» **TASK REQUIREMENTS**:
Quote the stretch of the article on Trump's DACA veto threat from "Trump’s veto threat" through "visa lottery program.".

» **TEXT UNDER STUDY**:
◇ ◇ ◇ ◇ ◇ ◇ ◇

President Donald Trump will veto any immigration bill to codify DACA protections into law that does not meet his three core demands, a senior administration official told Axios.
Trump’s veto threat comes as the Senate begins a period of debate on immigration in which lawmakers will try to conjure a bill capable of garnering the requisite 60 votes. The president has vowed that any bill which will codify Obama-era protections for illegal immigrants into law must be accompanied by funding for a wall along the U.S.-Mexico border, and that it must end both chain migration and the diversity visa lottery program.
Negotiations on DACA have begun. Republicans want to make a deal and Democrats say they want to make a deal. Wouldn’t it be great if we could finally, after so many years, solve the DACA puzzle. This will be our last chance, there will never be another opportunity! March 5th.
— Donald J. Trump (@realDonaldTrump) February 13, 2018
Trump ended the DACA program in September, citing its likely unconstitutionality, giving lawmakers 6 months to hammer out a deal which conforms with his demands. The administration has released its own legislative framework for a bill it believes is a compromise solution which includes — $25 billion for border wall funding — in return for a pathway to citizenship for 1.8 million illegal immigrants brought to the U.S. as children.
Democratic legislative leaders Nancy Pelosi and Chuck Schumer, however, have rejected the White House proposal outright, decrying its long term cuts to the immigration system and pledging not to allocate funds for a border wall. The president has repeatedly emphasized to Schumer and other democratic lawmakers that if there is no funding for a border wall then a legislative fix for the illegal immigrants brought to the U.S. as children is a non starter.

◇ ◇ ◇ ◇ ◇ ◇ ◇

» **Document structure recognition material**:
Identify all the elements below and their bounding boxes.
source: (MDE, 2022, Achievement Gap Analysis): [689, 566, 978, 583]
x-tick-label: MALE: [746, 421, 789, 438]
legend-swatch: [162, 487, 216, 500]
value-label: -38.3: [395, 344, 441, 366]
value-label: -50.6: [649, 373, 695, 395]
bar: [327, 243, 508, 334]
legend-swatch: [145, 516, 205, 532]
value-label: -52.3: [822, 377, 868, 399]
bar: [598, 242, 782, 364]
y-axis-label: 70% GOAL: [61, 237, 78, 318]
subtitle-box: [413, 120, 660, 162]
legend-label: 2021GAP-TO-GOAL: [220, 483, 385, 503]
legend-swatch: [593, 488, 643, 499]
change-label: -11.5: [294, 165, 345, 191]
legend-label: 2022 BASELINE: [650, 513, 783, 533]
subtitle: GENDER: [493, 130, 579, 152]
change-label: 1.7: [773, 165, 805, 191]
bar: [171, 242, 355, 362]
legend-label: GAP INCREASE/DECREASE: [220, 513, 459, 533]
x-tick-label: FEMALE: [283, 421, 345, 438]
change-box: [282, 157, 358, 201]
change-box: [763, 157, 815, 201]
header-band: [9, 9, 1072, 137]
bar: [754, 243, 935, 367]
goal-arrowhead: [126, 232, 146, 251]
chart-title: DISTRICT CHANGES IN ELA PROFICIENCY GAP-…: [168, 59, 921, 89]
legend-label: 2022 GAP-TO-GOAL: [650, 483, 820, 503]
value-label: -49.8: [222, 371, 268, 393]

◇ ◇ ◇ ◇ ◇ ◇ ◇

» **WRITTEN RESPONSE**:
Trump’s veto threat comes as the Senate begins a period of debate on immigration in which lawmakers will try to conjure a bill capable of garnering the requisite 60 votes. The president has vowed that any bill which will codify Obama-era protections for illegal immigrants into law must be accompanied by funding for a wall along the U.S.-Mexico border, and that it must end both chain migration and the diversity visa lottery program.